_Instructions for the task_
Output the full material exactly as it appears here.

_Information shown_

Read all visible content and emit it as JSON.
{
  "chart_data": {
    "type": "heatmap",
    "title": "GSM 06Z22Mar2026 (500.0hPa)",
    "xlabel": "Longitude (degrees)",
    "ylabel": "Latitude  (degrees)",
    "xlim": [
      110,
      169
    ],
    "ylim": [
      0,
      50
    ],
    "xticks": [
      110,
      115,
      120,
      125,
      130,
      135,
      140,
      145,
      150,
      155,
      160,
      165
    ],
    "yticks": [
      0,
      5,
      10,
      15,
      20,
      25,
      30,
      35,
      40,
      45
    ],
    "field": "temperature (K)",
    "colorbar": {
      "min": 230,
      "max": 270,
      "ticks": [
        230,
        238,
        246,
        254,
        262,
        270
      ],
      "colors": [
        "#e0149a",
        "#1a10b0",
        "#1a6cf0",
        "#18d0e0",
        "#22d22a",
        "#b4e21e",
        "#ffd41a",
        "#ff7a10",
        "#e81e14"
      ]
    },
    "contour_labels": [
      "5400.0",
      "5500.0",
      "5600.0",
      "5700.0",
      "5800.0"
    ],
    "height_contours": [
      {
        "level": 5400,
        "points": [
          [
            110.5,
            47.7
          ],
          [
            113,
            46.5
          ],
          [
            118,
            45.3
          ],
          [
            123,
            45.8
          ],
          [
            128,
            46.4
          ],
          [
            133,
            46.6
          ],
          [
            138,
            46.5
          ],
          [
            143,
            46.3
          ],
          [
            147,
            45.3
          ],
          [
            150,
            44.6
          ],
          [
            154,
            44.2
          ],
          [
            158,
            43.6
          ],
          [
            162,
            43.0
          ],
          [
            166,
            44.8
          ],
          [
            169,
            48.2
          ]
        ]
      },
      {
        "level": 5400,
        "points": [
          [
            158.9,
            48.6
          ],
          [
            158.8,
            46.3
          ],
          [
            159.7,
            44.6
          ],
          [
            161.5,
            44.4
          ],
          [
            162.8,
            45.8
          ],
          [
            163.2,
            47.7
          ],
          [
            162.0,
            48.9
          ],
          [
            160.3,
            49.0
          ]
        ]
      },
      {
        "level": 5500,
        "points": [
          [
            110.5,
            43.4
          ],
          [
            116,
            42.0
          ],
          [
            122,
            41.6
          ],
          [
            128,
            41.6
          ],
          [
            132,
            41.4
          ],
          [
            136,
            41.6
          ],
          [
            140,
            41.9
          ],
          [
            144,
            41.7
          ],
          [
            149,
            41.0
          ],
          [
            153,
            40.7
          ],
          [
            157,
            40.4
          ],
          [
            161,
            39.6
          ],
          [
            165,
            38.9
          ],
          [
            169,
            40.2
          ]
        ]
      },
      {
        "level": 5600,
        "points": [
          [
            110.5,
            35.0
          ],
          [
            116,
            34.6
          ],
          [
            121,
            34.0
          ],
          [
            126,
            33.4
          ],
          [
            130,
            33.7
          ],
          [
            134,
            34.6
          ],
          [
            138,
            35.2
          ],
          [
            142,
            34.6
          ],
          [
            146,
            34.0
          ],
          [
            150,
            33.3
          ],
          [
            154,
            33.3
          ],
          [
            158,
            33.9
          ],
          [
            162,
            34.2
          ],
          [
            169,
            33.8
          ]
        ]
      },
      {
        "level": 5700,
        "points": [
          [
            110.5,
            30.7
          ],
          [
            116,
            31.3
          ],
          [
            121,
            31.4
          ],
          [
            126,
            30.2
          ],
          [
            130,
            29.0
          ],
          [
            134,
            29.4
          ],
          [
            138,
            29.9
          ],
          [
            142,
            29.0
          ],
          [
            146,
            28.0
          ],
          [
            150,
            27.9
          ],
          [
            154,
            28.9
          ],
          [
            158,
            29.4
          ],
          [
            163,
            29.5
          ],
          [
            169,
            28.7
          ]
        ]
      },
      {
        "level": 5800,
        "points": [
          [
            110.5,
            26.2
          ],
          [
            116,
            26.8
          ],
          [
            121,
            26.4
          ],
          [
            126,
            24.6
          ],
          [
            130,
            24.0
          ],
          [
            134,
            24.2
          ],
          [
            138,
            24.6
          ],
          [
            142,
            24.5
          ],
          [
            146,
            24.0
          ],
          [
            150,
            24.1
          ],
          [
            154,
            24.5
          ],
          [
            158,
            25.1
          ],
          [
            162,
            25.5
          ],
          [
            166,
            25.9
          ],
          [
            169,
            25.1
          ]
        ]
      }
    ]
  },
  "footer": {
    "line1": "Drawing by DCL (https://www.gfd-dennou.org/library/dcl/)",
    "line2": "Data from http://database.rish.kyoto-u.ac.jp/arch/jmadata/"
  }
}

_Output for this task_
Read all visible content and emit it as JSON.
{
  "chart_data": {
    "type": "heatmap",
    "title": "GSM 06Z22Mar2026 (500.0hPa)",
    "xlabel": "Longitude (degrees)",
    "ylabel": "Latitude  (degrees)",
    "xlim": [
      110,
      169
    ],
    "ylim": [
      0,
      50
    ],
    "xticks": [
      110,
      115,
      120,
      125,
      130,
      135,
      140,
      145,
      150,
      155,
      160,
      165
    ],
    "yticks": [
      0,
      5,
      10,
      15,
      20,
      25,
      30,
      35,
      40,
      45
    ],
    "field": "temperature (K)",
    "colorbar": {
      "min": 230,
      "max": 270,
      "ticks": [
        230,
        238,
        246,
        254,
        262,
        270
      ],
      "colors": [
        "#e0149a",
        "#1a10b0",
        "#1a6cf0",
        "#18d0e0",
        "#22d22a",
        "#b4e21e",
        "#ffd41a",
        "#ff7a10",
        "#e81e14"
      ]
    },
    "contour_labels": [
      "5400.0",
      "5500.0",
      "5600.0",
      "5700.0",
      "5800.0"
    ],
    "height_contours": [
      {
        "level": 5400,
        "points": [
          [
            110.5,
            47.7
          ],
          [
            113,
            46.5
          ],
          [
            118,
            45.3
          ],
          [
            123,
            45.8
          ],
          [
            128,
            46.4
          ],
          [
            133,
            46.6
          ],
          [
            138,
            46.5
          ],
          [
            143,
            46.3
          ],
          [
            147,
            45.3
          ],
          [
            150,
            44.6
          ],
          [
            154,
            44.2
          ],
          [
            158,
            43.6
          ],
          [
            162,
            43.0
          ],
          [
            166,
            44.8
          ],
          [
            169,
            48.2
          ]
        ]
      },
      {
        "level": 5400,
        "points": [
          [
            158.9,
            48.6
          ],
          [
            158.8,
            46.3
          ],
          [
            159.7,
            44.6
          ],
          [
            161.5,
            44.4
          ],
          [
            162.8,
            45.8
          ],
          [
            163.2,
            47.7
          ],
          [
            162.0,
            48.9
          ],
          [
            160.3,
            49.0
          ]
        ]
      },
      {
        "level": 5500,
        "points": [
          [
            110.5,
            43.4
          ],
          [
            116,
            42.0
          ],
          [
            122,
            41.6
          ],
          [
            128,
            41.6
          ],
          [
            132,
            41.4
          ],
          [
            136,
            41.6
          ],
          [
            140,
            41.9
          ],
          [
            144,
            41.7
          ],
          [
            149,
            41.0
          ],
          [
            153,
            40.7
          ],
          [
            157,
            40.4
          ],
          [
            161,
            39.6
          ],
          [
            165,
            38.9
          ],
          [
            169,
            40.2
          ]
        ]
      },
      {
        "level": 5600,
        "points": [
          [
            110.5,
            35.0
          ],
          [
            116,
            34.6
          ],
          [
            121,
            34.0
          ],
          [
            126,
            33.4
          ],
          [
            130,
            33.7
          ],
          [
            134,
            34.6
          ],
          [
            138,
            35.2
          ],
          [
            142,
            34.6
          ],
          [
            146,
            34.0
          ],
          [
            150,
            33.3
          ],
          [
            154,
            33.3
          ],
          [
            158,
            33.9
          ],
          [
            162,
            34.2
          ],
          [
            169,
            33.8
          ]
        ]
      },
      {
        "level": 5700,
        "points": [
          [
            110.5,
            30.7
          ],
          [
            116,
            31.3
          ],
          [
            121,
            31.4
          ],
          [
            126,
            30.2
          ],
          [
            130,
            29.0
          ],
          [
            134,
            29.4
          ],
          [
            138,
            29.9
          ],
          [
            142,
            29.0
          ],
          [
            146,
            28.0
          ],
          [
            150,
            27.9
          ],
          [
            154,
            28.9
          ],
          [
            158,
            29.4
          ],
          [
            163,
            29.5
          ],
          [
            169,
            28.7
          ]
        ]
      },
      {
        "level": 5800,
        "points": [
          [
            110.5,
            26.2
          ],
          [
            116,
            26.8
          ],
          [
            121,
            26.4
          ],
          [
            126,
            24.6
          ],
          [
            130,
            24.0
          ],
          [
            134,
            24.2
          ],
          [
            138,
            24.6
          ],
          [
            142,
            24.5
          ],
          [
            146,
            24.0
          ],
          [
            150,
            24.1
          ],
          [
            154,
            24.5
          ],
          [
            158,
            25.1
          ],
          [
            162,
            25.5
          ],
          [
            166,
            25.9
          ],
          [
            169,
            25.1
          ]
        ]
      }
    ]
  },
  "footer": {
    "line1": "Drawing by DCL (https://www.gfd-dennou.org/library/dcl/)",
    "line2": "Data from http://database.rish.kyoto-u.ac.jp/arch/jmadata/"
  }
}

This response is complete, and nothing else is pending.